▸ **EXERCISE AIM**
Please transcribe the data that follows without the pictures, keeping every word the same.

▸ **ENTRIES SHOWN**
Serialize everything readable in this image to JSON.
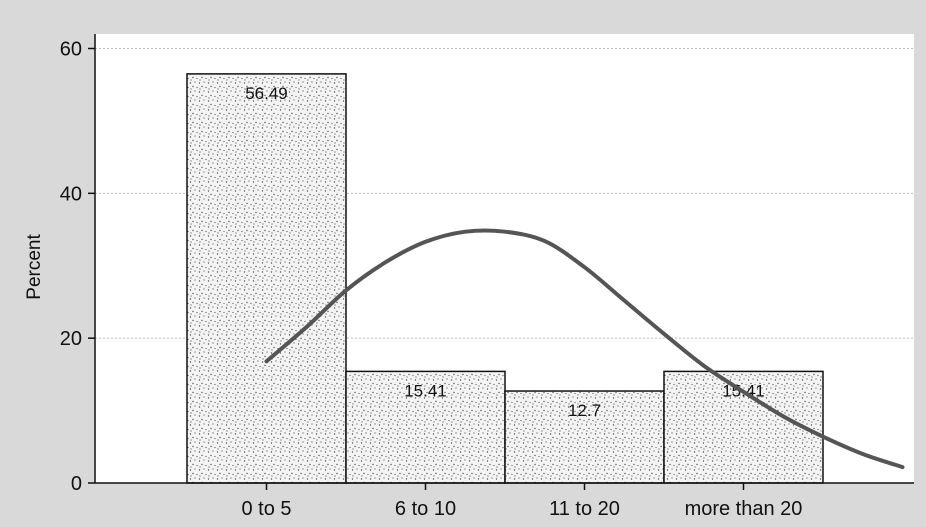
{
  "chart_data": {
    "type": "bar",
    "ylabel": "Percent",
    "xlabel": "",
    "categories": [
      "0 to 5",
      "6 to 10",
      "11 to 20",
      "more than 20"
    ],
    "values": [
      56.49,
      15.41,
      12.7,
      15.41
    ],
    "data_labels": [
      "56.49",
      "15.41",
      "12.7",
      "15.41"
    ],
    "ylim": [
      0,
      62
    ],
    "yticks": [
      0,
      20,
      40,
      60
    ],
    "grid": true,
    "overlay_curve": {
      "type": "normal-density",
      "x": [
        0.5,
        0.75,
        1.0,
        1.25,
        1.5,
        1.75,
        2.0,
        2.25,
        2.5,
        2.75,
        3.0,
        3.25,
        3.5,
        3.75,
        4.0,
        4.25,
        4.5
      ],
      "y": [
        16.8,
        21.5,
        26.6,
        30.5,
        33.3,
        34.7,
        34.7,
        33.4,
        29.8,
        25.2,
        20.6,
        16.2,
        12.6,
        9.2,
        6.4,
        4.0,
        2.2
      ]
    },
    "colors": {
      "background": "#d9d9d9",
      "plot_area": "#ffffff",
      "bar_fill": "#f4f4f4",
      "bar_stipple": "#555555",
      "bar_border": "#111111",
      "curve": "#555555",
      "grid": "#bdbdbd"
    }
  }
}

▸ **THE REPLY**
Serialize everything readable in this image to JSON.
{
  "chart_data": {
    "type": "bar",
    "ylabel": "Percent",
    "xlabel": "",
    "categories": [
      "0 to 5",
      "6 to 10",
      "11 to 20",
      "more than 20"
    ],
    "values": [
      56.49,
      15.41,
      12.7,
      15.41
    ],
    "data_labels": [
      "56.49",
      "15.41",
      "12.7",
      "15.41"
    ],
    "ylim": [
      0,
      62
    ],
    "yticks": [
      0,
      20,
      40,
      60
    ],
    "grid": true,
    "overlay_curve": {
      "type": "normal-density",
      "x": [
        0.5,
        0.75,
        1.0,
        1.25,
        1.5,
        1.75,
        2.0,
        2.25,
        2.5,
        2.75,
        3.0,
        3.25,
        3.5,
        3.75,
        4.0,
        4.25,
        4.5
      ],
      "y": [
        16.8,
        21.5,
        26.6,
        30.5,
        33.3,
        34.7,
        34.7,
        33.4,
        29.8,
        25.2,
        20.6,
        16.2,
        12.6,
        9.2,
        6.4,
        4.0,
        2.2
      ]
    },
    "colors": {
      "background": "#d9d9d9",
      "plot_area": "#ffffff",
      "bar_fill": "#f4f4f4",
      "bar_stipple": "#555555",
      "bar_border": "#111111",
      "curve": "#555555",
      "grid": "#bdbdbd"
    }
  }
}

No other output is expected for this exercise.